◆ PASSAGE TO READ ◆
Guede, a 38-year-old Ivory Coast native who has lived in Italy since the age of five, was sentenced to 30 years in prison for Kercher’s murder in October 2008. His sentence was reduced on appeal before he was released early for good behavior in 2021.

The case sparked a media frenzy, spawning more than two dozen books and three films.

More than 100,000 photos, thousands of chats and audio messages between Guede and the unnamed victim are among the evidence to be considered in the trial, according to the investigating magistrate Rita Cialoni, who ordered Guede to stand trial in a preliminary hearing in Viterbo on Friday.

The two began dating while Guede was still in prison and ended their relationship in 2023 when the woman pressed charges against him, according to Italian media.

American student Amanda Knox, who was Kercher’s roommate at the time she was killed, and Knox’s then-boyfriend Italian Raffaele Sollecito, were convicted in tandem for their alleged role in Kercher’s murder in 2009, but were fully exonerated by Italy’s Supreme Court in 2015 following a topsy-turvy legal battle.

◆ CHALLENGES ◆
1. According to the Guede news excerpt, how long a prison sentence did Guede first receive for Kercher's murder?
2. Carry on the Guede news excerpt from its final sentence.
The rows that come next are from a separate source.

◆ DATASET EXTRACT ◆
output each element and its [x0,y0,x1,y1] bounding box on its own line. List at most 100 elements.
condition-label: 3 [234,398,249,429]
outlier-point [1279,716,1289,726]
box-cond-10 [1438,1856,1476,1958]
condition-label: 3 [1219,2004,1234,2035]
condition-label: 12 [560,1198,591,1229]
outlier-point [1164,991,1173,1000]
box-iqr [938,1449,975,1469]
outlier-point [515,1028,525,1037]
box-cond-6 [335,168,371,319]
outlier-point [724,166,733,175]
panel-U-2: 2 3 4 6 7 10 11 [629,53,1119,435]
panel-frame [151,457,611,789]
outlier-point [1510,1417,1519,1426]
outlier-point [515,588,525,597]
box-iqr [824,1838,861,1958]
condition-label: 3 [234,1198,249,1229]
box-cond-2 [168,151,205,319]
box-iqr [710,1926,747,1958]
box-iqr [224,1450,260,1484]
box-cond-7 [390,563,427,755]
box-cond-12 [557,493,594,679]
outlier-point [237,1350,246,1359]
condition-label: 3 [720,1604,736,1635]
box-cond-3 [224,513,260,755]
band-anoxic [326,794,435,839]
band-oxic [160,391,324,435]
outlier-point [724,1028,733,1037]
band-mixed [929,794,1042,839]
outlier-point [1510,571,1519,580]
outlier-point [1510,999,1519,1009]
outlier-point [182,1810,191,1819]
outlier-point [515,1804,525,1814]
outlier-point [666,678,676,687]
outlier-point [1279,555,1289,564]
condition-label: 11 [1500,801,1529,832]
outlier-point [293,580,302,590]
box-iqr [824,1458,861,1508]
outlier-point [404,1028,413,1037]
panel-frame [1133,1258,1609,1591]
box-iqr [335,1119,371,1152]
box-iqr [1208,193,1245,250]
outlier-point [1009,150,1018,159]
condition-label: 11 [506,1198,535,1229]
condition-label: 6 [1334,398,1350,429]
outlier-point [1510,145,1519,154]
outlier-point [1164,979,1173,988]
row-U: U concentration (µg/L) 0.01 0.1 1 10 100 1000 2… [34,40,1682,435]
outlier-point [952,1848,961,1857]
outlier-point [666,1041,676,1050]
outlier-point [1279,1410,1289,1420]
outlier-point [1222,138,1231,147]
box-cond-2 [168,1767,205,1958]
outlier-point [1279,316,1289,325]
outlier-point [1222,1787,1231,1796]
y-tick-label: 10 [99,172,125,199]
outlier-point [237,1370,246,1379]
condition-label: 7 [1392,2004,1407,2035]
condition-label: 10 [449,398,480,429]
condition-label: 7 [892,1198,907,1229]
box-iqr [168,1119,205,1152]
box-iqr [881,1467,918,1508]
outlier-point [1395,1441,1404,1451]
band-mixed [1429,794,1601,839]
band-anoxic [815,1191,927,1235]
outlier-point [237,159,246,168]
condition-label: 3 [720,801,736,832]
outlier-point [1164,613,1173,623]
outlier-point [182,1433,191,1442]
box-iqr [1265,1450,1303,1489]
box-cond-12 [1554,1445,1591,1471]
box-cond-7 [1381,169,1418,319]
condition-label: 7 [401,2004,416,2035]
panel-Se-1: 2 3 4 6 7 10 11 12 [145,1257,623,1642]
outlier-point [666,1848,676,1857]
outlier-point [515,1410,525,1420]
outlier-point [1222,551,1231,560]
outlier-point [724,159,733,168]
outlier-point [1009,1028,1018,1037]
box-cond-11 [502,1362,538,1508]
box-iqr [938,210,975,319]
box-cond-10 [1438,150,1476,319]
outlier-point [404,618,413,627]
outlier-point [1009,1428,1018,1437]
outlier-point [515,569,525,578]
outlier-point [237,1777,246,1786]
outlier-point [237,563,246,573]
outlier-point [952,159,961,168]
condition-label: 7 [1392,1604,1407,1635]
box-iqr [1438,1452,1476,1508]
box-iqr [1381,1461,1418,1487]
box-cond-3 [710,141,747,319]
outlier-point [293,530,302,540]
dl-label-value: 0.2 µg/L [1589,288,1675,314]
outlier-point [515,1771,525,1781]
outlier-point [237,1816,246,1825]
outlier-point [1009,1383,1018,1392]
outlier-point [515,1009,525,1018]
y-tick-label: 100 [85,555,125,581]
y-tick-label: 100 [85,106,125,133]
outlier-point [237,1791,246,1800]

◆ ANSWERS BY TASK ◆
1. 30 years in prison.

2.
A reproduction made 06 November 2007 of an undated picture shows British exchange student Meredith Kercher in Perugia.

Knox, remains convicted of slander for accusing her former nightclub boss Patrick Lumumba of Kercher’s murder in 2007.

Guede’s new indictment and trial stems from 2023 accusations of sexual assault, mistreatment and stalking, by a 25-year-old woman Guede dated from Viterbo, where Guede worked first on work release from prison and then after his release. His first hearing will be held November 4 in Viterbo.

His lawyer Carlo Mezzetti told CNN his client was innocent and feared he would not get a fair trial given his previous conviction.